* **Given exercise**
Reproduce the data from the line with "arrow-down-icon-head — [179, 106, 187, 114]" up to and including the line with "Give me the", swapping each "change-label" for "delta-label" and leaving everything else unchanged.

* **Dataset extract**
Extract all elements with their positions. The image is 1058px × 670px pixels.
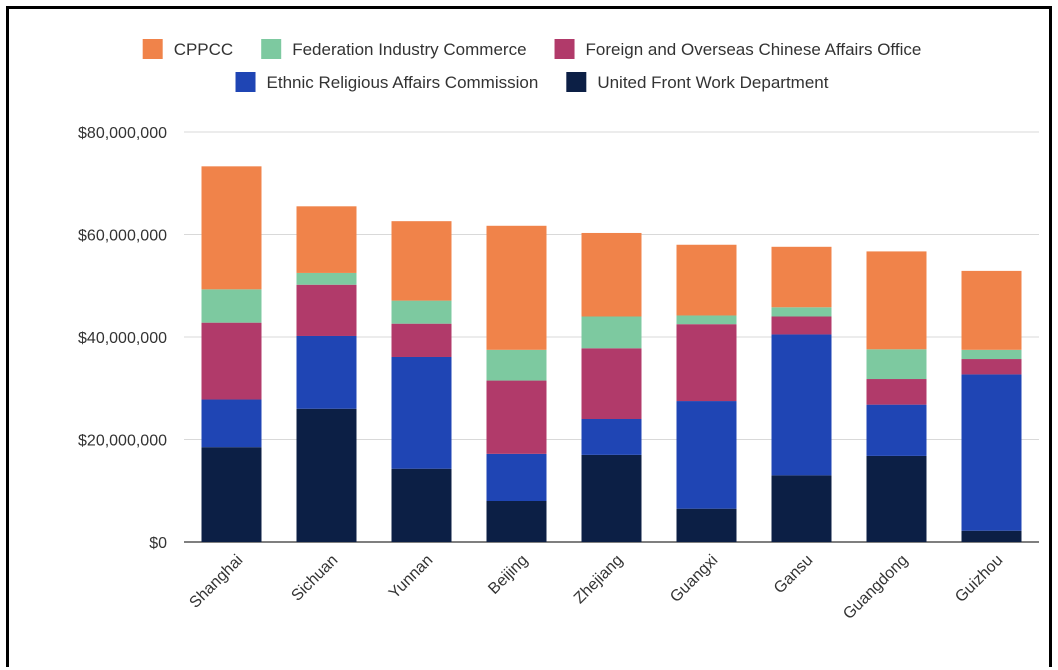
- bar-shanghai-federation-industry-commerce: [201, 289, 262, 323]
- bar-guangdong-foreign-and-overseas-chinese-affairs-office: [866, 379, 927, 405]
- x-axis: Shanghai Sichuan Yunnan Beijing Zhejiang Guan…: [186, 552, 1006, 623]
- bar-gansu-foreign-and-overseas-chinese-affairs-office: [771, 316, 832, 335]
- bar-sichuan-federation-industry-commerce: [296, 272, 357, 285]
- bar-guizhou-federation-industry-commerce: [961, 349, 1022, 360]
- bars: [201, 166, 1022, 542]
- bar-shanghai-united-front-work-department: [201, 447, 262, 542]
- bar-zhejiang-federation-industry-commerce: [581, 316, 642, 349]
- legend-swatch-ethnic-religious-affairs-commission: [235, 72, 256, 92]
- bar-guangdong-federation-industry-commerce: [866, 349, 927, 380]
- legend-row: CPPCC Federation Industry Commerce Foreign…: [142, 39, 922, 59]
- bar-guangdong-ethnic-religious-affairs-commission: [866, 404, 927, 456]
- x-tick-label: Zhejiang: [571, 552, 626, 607]
- bar-guangdong-united-front-work-department: [866, 455, 927, 542]
- x-tick-label: Guizhou: [952, 552, 1006, 606]
- bar-yunnan-foreign-and-overseas-chinese-affairs-office: [391, 323, 452, 357]
- x-tick-label: Sichuan: [288, 552, 341, 605]
- bar-sichuan-ethnic-religious-affairs-commission: [296, 335, 357, 409]
- legend: CPPCC Federation Industry Commerce Foreign…: [142, 39, 922, 92]
- bar-gansu-united-front-work-department: [771, 475, 832, 542]
- bar-guizhou-cppcc: [961, 270, 1022, 350]
- bar-zhejiang-ethnic-religious-affairs-commission: [581, 419, 642, 455]
- bar-guangxi-cppcc: [676, 244, 737, 316]
- stacked-bar-chart: CPPCC Federation Industry Commerce Foreign…: [78, 39, 1039, 623]
- bar-sichuan-cppcc: [296, 206, 357, 273]
- legend-label-united-front-work-department: United Front Work Department: [597, 73, 828, 92]
- legend-label-federation-industry-commerce: Federation Industry Commerce: [292, 40, 526, 59]
- legend-swatch-united-front-work-department: [566, 72, 587, 92]
- bar-yunnan-federation-industry-commerce: [391, 300, 452, 324]
- y-tick-label: $80,000,000: [78, 125, 167, 142]
- bar-yunnan-ethnic-religious-affairs-commission: [391, 356, 452, 469]
- legend-label-cppcc: CPPCC: [174, 40, 234, 59]
- legend-swatch-federation-industry-commerce: [261, 39, 282, 59]
- bar-yunnan-cppcc: [391, 221, 452, 301]
- legend-label-ethnic-religious-affairs-commission: Ethnic Religious Affairs Commission: [267, 73, 539, 92]
- bar-gansu-federation-industry-commerce: [771, 307, 832, 317]
- bar-sichuan-united-front-work-department: [296, 408, 357, 542]
- bar-zhejiang-united-front-work-department: [581, 454, 642, 542]
- bar-gansu-cppcc: [771, 246, 832, 308]
- bar-yunnan-united-front-work-department: [391, 468, 452, 542]
- y-axis: $0 $20,000,000 $40,000,000 $60,000,000 $80,0…: [78, 125, 167, 552]
- y-tick-label: $40,000,000: [78, 330, 167, 347]
- bar-guangxi-united-front-work-department: [676, 508, 737, 542]
- bar-guizhou-ethnic-religious-affairs-commission: [961, 374, 1022, 531]
- bar-shanghai-foreign-and-overseas-chinese-affairs-office: [201, 322, 262, 400]
- bar-guangdong-cppcc: [866, 251, 927, 350]
- x-tick-label: Guangxi: [667, 552, 721, 606]
- bar-beijing-ethnic-religious-affairs-commission: [486, 453, 547, 501]
- bar-guizhou-united-front-work-department: [961, 530, 1022, 542]
- bar-guizhou-foreign-and-overseas-chinese-affairs-office: [961, 359, 1022, 375]
- legend-label-foreign-and-overseas-chinese-affairs-office: Foreign and Overseas Chinese Affairs Off…: [586, 40, 922, 59]
- bar-guangxi-federation-industry-commerce: [676, 315, 737, 325]
- y-tick-label: $0: [149, 535, 167, 552]
- legend-swatch-cppcc: [142, 39, 163, 59]
- bar-guangxi-foreign-and-overseas-chinese-affairs-office: [676, 324, 737, 402]
- bar-gansu-ethnic-religious-affairs-commission: [771, 334, 832, 476]
- bar-beijing-united-front-work-department: [486, 501, 547, 542]
- bar-sichuan-foreign-and-overseas-chinese-affairs-office: [296, 284, 357, 336]
- x-tick-label: Yunnan: [386, 552, 436, 602]
- chart-frame: CPPCC Federation Industry Commerce Foreign…: [6, 6, 1052, 667]
- bar-beijing-foreign-and-overseas-chinese-affairs-office: [486, 380, 547, 454]
- bar-beijing-cppcc: [486, 225, 547, 350]
- x-tick-label: Gansu: [771, 552, 816, 597]
- bar-guangxi-ethnic-religious-affairs-commission: [676, 401, 737, 509]
- bar-zhejiang-cppcc: [581, 232, 642, 317]
- bar-zhejiang-foreign-and-overseas-chinese-affairs-office: [581, 348, 642, 419]
- y-tick-label: $20,000,000: [78, 433, 167, 450]
- bar-shanghai-ethnic-religious-affairs-commission: [201, 399, 262, 448]
- y-tick-label: $60,000,000: [78, 228, 167, 245]
- legend-swatch-foreign-and-overseas-chinese-affairs-office: [554, 39, 575, 59]
- x-tick-label: Guangdong: [840, 552, 911, 623]
- bar-shanghai-cppcc: [201, 166, 262, 290]
- x-tick-label: Beijing: [485, 552, 531, 598]
- bar-beijing-federation-industry-commerce: [486, 349, 547, 381]
- legend-row: Ethnic Religious Affairs Commission Unite…: [235, 72, 829, 92]
- x-tick-label: Shanghai: [186, 552, 246, 612]
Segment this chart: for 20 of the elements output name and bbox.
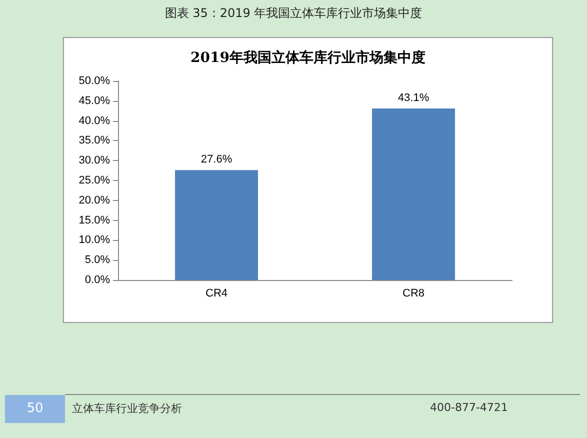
x-tick-label: CR8 — [402, 288, 425, 300]
y-tick-label: 10.0% — [78, 234, 110, 246]
y-tick-label: 45.0% — [78, 94, 110, 107]
chart-title: 图表 35：2019 年我国立体车库行业市场集中度 — [164, 5, 424, 22]
y-tick-label: 20.0% — [78, 194, 110, 206]
y-tick-label: 5.0% — [84, 254, 110, 266]
y-tick-label: 50.0% — [78, 75, 110, 87]
x-tick-label: CR4 — [205, 288, 228, 300]
text: 立体车库行业竞争分析 — [72, 401, 182, 416]
chart-subtitle: 2019年我国立体车库行业市场集中度 — [190, 49, 426, 66]
y-tick-label: 40.0% — [78, 114, 110, 127]
y-tick-label: 0.0% — [84, 274, 110, 286]
text: 400-877-4721 — [430, 401, 508, 414]
data-label: 27.6% — [200, 154, 232, 166]
y-tick-label: 35.0% — [78, 134, 110, 147]
y-tick-label: 25.0% — [78, 174, 110, 186]
y-tick-label: 15.0% — [78, 214, 110, 226]
text: 50 — [5, 395, 65, 423]
y-tick-label: 30.0% — [78, 154, 110, 167]
data-label: 43.1% — [398, 92, 430, 104]
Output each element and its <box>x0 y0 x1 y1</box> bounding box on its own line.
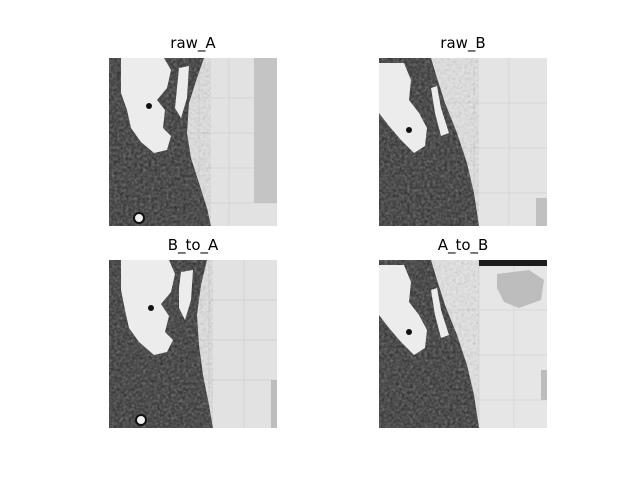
panel-title-b-to-a: B_to_A <box>167 236 219 254</box>
image-b-to-a <box>109 260 277 428</box>
panel-title-raw-b: raw_B <box>440 34 486 52</box>
panel-title-raw-a: raw_A <box>170 34 216 52</box>
tissue-image-b-to-a <box>109 260 277 428</box>
tissue-image-raw-b <box>379 58 547 226</box>
tissue-image-raw-a <box>109 58 277 226</box>
image-a-to-b <box>379 260 547 428</box>
image-raw-a <box>109 58 277 226</box>
panel-title-a-to-b: A_to_B <box>437 236 489 254</box>
image-raw-b <box>379 58 547 226</box>
tissue-image-a-to-b <box>379 260 547 428</box>
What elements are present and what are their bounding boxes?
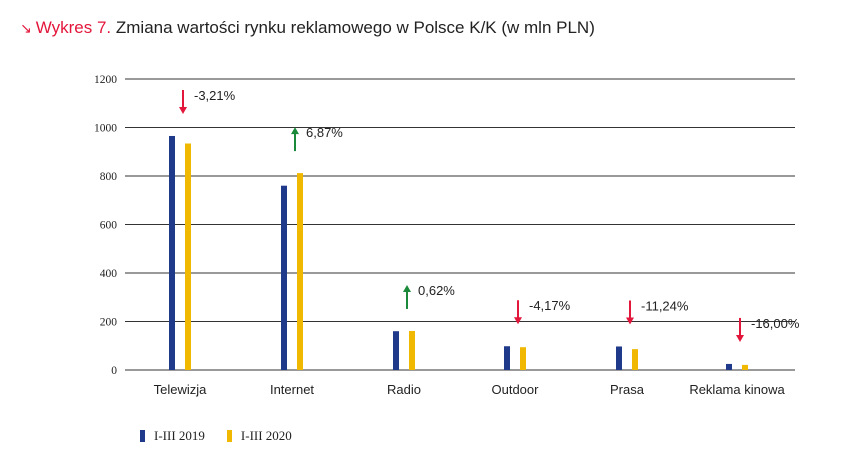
arrow-down-icon-head — [179, 106, 187, 114]
chart-title-text: Zmiana wartości rynku reklamowego w Pols… — [115, 18, 595, 37]
y-tick-label: 1000 — [94, 123, 117, 135]
y-tick-label: 400 — [100, 268, 118, 280]
chart-title: ↘ Wykres 7. Zmiana wartości rynku reklamo… — [20, 18, 595, 38]
arrow-down-icon-head — [736, 334, 744, 342]
y-tick-label: 600 — [100, 220, 118, 232]
arrow-down-icon-head — [626, 317, 634, 325]
bar — [520, 347, 526, 370]
arrow-up-icon-head — [291, 127, 299, 135]
legend: I-III 2019 I-III 2020 — [140, 428, 292, 444]
change-label: 0,62% — [418, 283, 455, 298]
change-label: -3,21% — [194, 88, 236, 103]
bar — [742, 364, 748, 370]
legend-label-2020: I-III 2020 — [240, 428, 292, 443]
arrow-down-icon-head — [514, 317, 522, 325]
change-label: -11,24% — [641, 298, 689, 313]
bar — [185, 143, 191, 370]
legend-item-2019: I-III 2019 — [140, 428, 205, 444]
bar — [281, 185, 287, 370]
legend-swatch-2020 — [226, 430, 232, 442]
change-label: 6,87% — [306, 125, 343, 140]
bar — [726, 363, 732, 370]
y-tick-label: 0 — [111, 365, 117, 377]
x-tick-label: Outdoor — [492, 382, 540, 397]
arrow-down-right-icon: ↘ — [20, 20, 32, 36]
bar — [616, 346, 622, 370]
bar — [169, 135, 175, 370]
bar — [632, 349, 638, 370]
arrow-up-icon-head — [403, 284, 411, 292]
bar — [409, 330, 415, 370]
y-tick-label: 200 — [100, 317, 118, 329]
y-tick-label: 1200 — [94, 74, 117, 86]
bar — [504, 346, 510, 370]
legend-item-2020: I-III 2020 — [226, 428, 292, 444]
bar — [393, 331, 399, 370]
change-label: -4,17% — [529, 298, 571, 313]
chart-title-prefix: Wykres 7. — [35, 18, 112, 37]
legend-label-2019: I-III 2019 — [154, 428, 205, 443]
y-tick-label: 800 — [100, 171, 118, 183]
bar — [297, 173, 303, 370]
x-tick-label: Internet — [270, 382, 314, 397]
x-tick-label: Reklama kinowa — [689, 382, 785, 397]
x-tick-label: Telewizja — [154, 382, 208, 397]
x-tick-label: Radio — [387, 382, 421, 397]
change-label: -16,00% — [751, 316, 800, 331]
x-tick-label: Prasa — [610, 382, 645, 397]
legend-swatch-2019 — [140, 430, 145, 442]
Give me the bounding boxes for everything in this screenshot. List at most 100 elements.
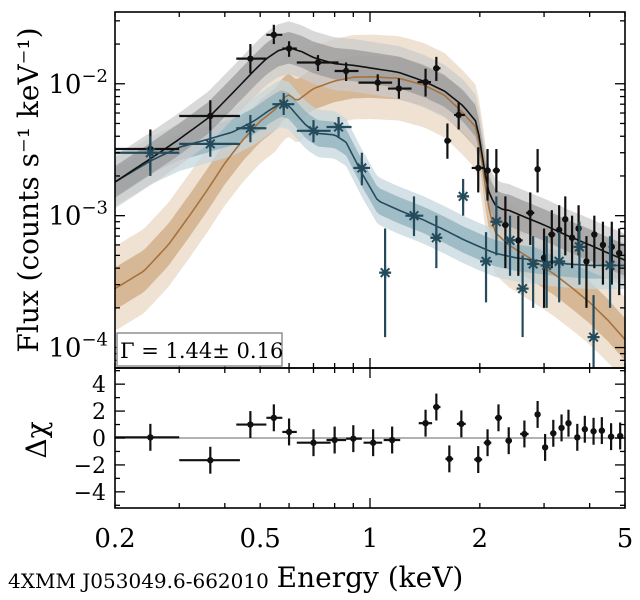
marker-dot xyxy=(422,419,429,427)
flux-plot-area xyxy=(115,21,625,368)
residual-point xyxy=(574,423,581,451)
marker-dot xyxy=(388,436,396,444)
data-point xyxy=(379,228,392,338)
data-point xyxy=(492,149,500,193)
marker-dot xyxy=(555,226,563,234)
residual-point xyxy=(363,429,383,457)
model-blue-line xyxy=(115,102,625,267)
residual-point xyxy=(418,409,433,437)
marker-dot xyxy=(515,237,522,244)
residual-point xyxy=(456,410,466,438)
marker-dot xyxy=(446,455,453,463)
marker-dot xyxy=(314,59,322,66)
residual-plot-area xyxy=(115,393,625,474)
data-point xyxy=(282,41,297,57)
marker-dot xyxy=(147,434,154,441)
marker-dot xyxy=(607,433,615,440)
marker-dot xyxy=(568,234,576,241)
marker-dot xyxy=(521,430,528,438)
y-tick-label: 10−4 xyxy=(48,330,108,364)
marker-dot xyxy=(548,231,555,238)
marker-dot xyxy=(583,258,590,265)
residual-point xyxy=(607,423,615,451)
marker-stroke xyxy=(408,210,420,221)
data-point xyxy=(480,232,493,303)
data-point xyxy=(591,215,598,269)
data-point xyxy=(266,24,283,45)
residual-point xyxy=(590,417,597,445)
y-tick-label: 4 xyxy=(92,373,106,398)
marker-dot xyxy=(502,221,509,229)
energy-x-tick-labels: 0.2 0.5 1 2 5 xyxy=(94,524,633,554)
data-point xyxy=(417,68,432,97)
residual-point xyxy=(433,393,441,421)
data-point xyxy=(296,120,331,143)
data-point xyxy=(454,102,465,130)
residual-point xyxy=(282,418,297,446)
marker-dot xyxy=(207,112,214,120)
data-point xyxy=(457,178,470,216)
residual-panel-frame xyxy=(114,367,626,509)
data-point xyxy=(484,149,491,201)
x-tick-label: 0.5 xyxy=(239,524,280,554)
marker-dot xyxy=(285,45,293,52)
y-tick-label: 2 xyxy=(92,400,106,425)
marker-dot xyxy=(475,164,482,172)
data-point xyxy=(501,196,509,269)
marker-stroke xyxy=(517,283,528,294)
marker-dot xyxy=(458,420,465,428)
marker-dot xyxy=(475,456,482,463)
flux-y-tick-labels: 10−2 10−3 10−4 xyxy=(48,66,108,364)
marker-stroke xyxy=(574,241,585,252)
residual-point xyxy=(383,426,401,454)
marker-dot xyxy=(562,216,569,223)
residual-point xyxy=(558,414,565,442)
residual-point xyxy=(445,445,454,473)
data-point xyxy=(573,221,586,285)
marker-dot xyxy=(558,424,565,432)
x-tick-label: 1 xyxy=(362,524,379,554)
data-point xyxy=(471,147,485,193)
x-tick-label: 5 xyxy=(617,524,634,554)
marker-dot xyxy=(310,439,317,446)
y-tick-label: −2 xyxy=(74,454,106,479)
marker-stroke xyxy=(431,232,442,243)
marker-dot xyxy=(541,444,549,451)
residual-point xyxy=(505,427,512,455)
data-point xyxy=(334,62,359,81)
marker-dot xyxy=(484,167,491,174)
data-point xyxy=(568,215,576,269)
model-orange-line xyxy=(115,75,625,341)
marker-stroke xyxy=(541,260,552,271)
residual-point xyxy=(483,429,492,457)
y-tick-label: 10−2 xyxy=(48,66,108,100)
data-point xyxy=(433,56,441,81)
data-point xyxy=(387,78,412,99)
residual-y-axis-title: Δχ xyxy=(20,421,53,458)
model-black-line xyxy=(115,46,625,261)
data-point xyxy=(358,74,393,92)
residual-point xyxy=(236,411,267,438)
residuals-points xyxy=(115,393,624,474)
marker-dot xyxy=(350,435,357,442)
data-point xyxy=(540,236,553,308)
marker-dot xyxy=(484,439,491,446)
data-point xyxy=(115,136,180,176)
data-point xyxy=(444,123,452,159)
energy-x-axis-title: Energy (keV) xyxy=(277,561,464,594)
marker-dot xyxy=(270,414,278,422)
data-point xyxy=(405,196,424,237)
marker-dot xyxy=(342,67,350,75)
marker-dot xyxy=(285,428,293,436)
data-point xyxy=(430,215,443,269)
data-point xyxy=(599,221,607,285)
residual-point xyxy=(581,415,589,443)
marker-dot xyxy=(527,209,534,217)
marker-dot xyxy=(444,137,451,144)
marker-dot xyxy=(591,231,598,238)
data-point xyxy=(562,196,569,256)
marker-dot xyxy=(598,427,606,434)
marker-stroke xyxy=(333,121,344,133)
marker-stroke xyxy=(481,256,492,267)
marker-stroke xyxy=(528,258,539,270)
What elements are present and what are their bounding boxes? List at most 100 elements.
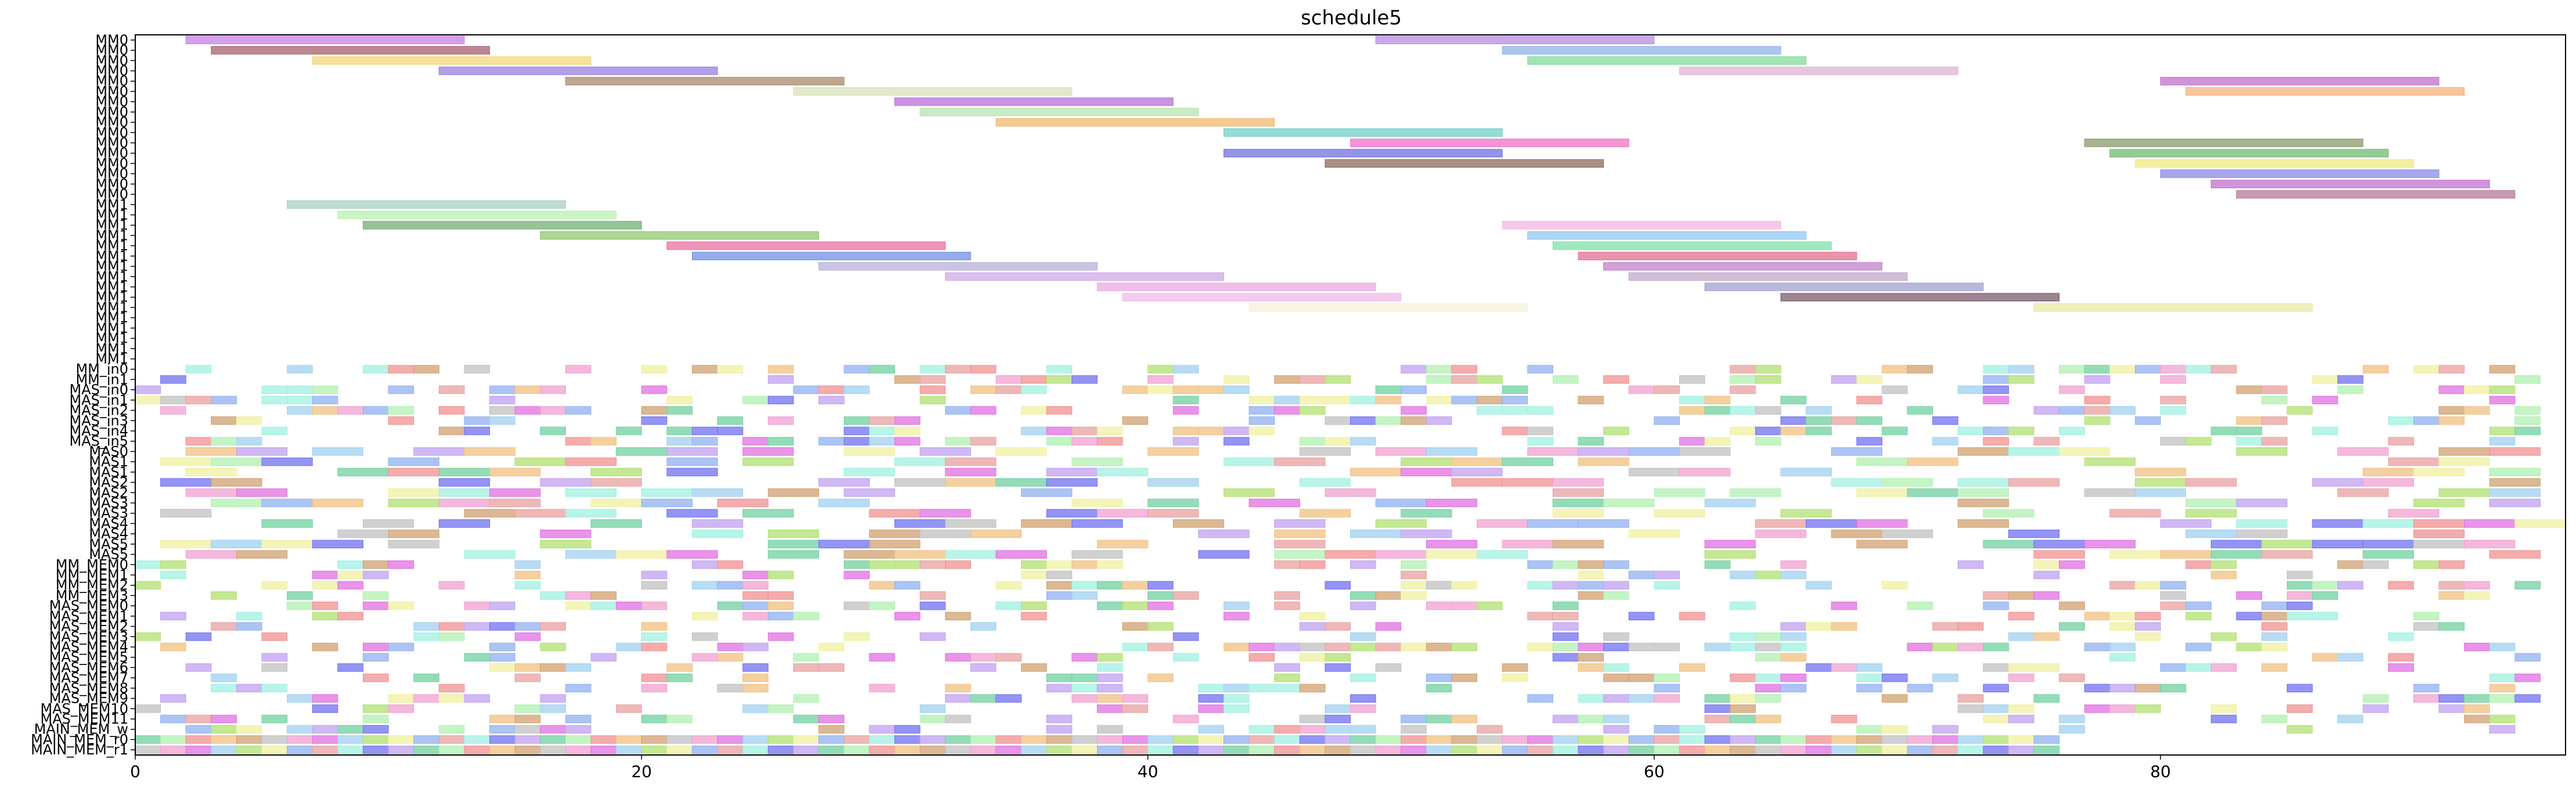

* **Result for this task**
arrow-down-icon-head — [179, 106, 187, 114]
chart-title-text: Zmiana wartości rynku reklamowego w Pols… — [115, 18, 595, 37]
y-tick-label: 1000 — [94, 123, 117, 135]
y-tick-label: 400 — [100, 268, 118, 280]
chart-title: ↘ Wykres 7. Zmiana wartości rynku reklamo… — [20, 18, 595, 38]
arrow-down-icon-head — [736, 334, 744, 342]
y-tick-label: 600 — [100, 220, 118, 232]
arrow-down-icon-head — [626, 317, 634, 325]
bar — [520, 347, 526, 370]
arrow-up-icon-head — [291, 127, 299, 135]
legend: I-III 2019 I-III 2020 — [140, 428, 292, 444]
delta-label: 0,62% — [418, 283, 455, 298]
delta-label: -3,21% — [194, 88, 236, 103]
bar — [742, 364, 748, 370]
legend-label-2020: I-III 2020 — [240, 428, 292, 443]
arrow-down-icon-head — [514, 317, 522, 325]
delta-label: -11,24% — [641, 298, 689, 313]
bar — [185, 143, 191, 370]
legend-item-2019: I-III 2019 — [140, 428, 205, 444]
bar — [281, 185, 287, 370]
legend-swatch-2020 — [226, 430, 232, 442]
delta-label: 6,87% — [306, 125, 343, 140]
bar — [726, 363, 732, 370]
y-tick-label: 0 — [111, 365, 117, 377]
x-tick-label: Outdoor — [492, 382, 540, 397]
arrow-down-right-icon: ↘ — [20, 20, 32, 36]
bar — [616, 346, 622, 370]
bar — [169, 135, 175, 370]
bar — [632, 349, 638, 370]
arrow-up-icon-head — [403, 284, 411, 292]
bar — [409, 330, 415, 370]
y-tick-label: 200 — [100, 317, 118, 329]
y-tick-label: 1200 — [94, 74, 117, 86]
bar — [504, 346, 510, 370]
legend-item-2020: I-III 2020 — [226, 428, 292, 444]
bar — [393, 331, 399, 370]
delta-label: -4,17% — [529, 298, 571, 313]
chart-title-prefix: Wykres 7. — [35, 18, 112, 37]
legend-label-2019: I-III 2019 — [154, 428, 205, 443]
y-tick-label: 800 — [100, 171, 118, 183]
bar — [297, 173, 303, 370]
x-tick-label: Internet — [270, 382, 314, 397]
x-tick-label: Reklama kinowa — [689, 382, 785, 397]
x-tick-label: Telewizja — [154, 382, 208, 397]
x-tick-label: Radio — [387, 382, 421, 397]
delta-label: -16,00% — [751, 316, 800, 331]
x-tick-label: Prasa — [610, 382, 645, 397]
legend-swatch-2019 — [140, 430, 145, 442]
Give me the bounding boxes for everything in this screenshot. List at most 100 elements.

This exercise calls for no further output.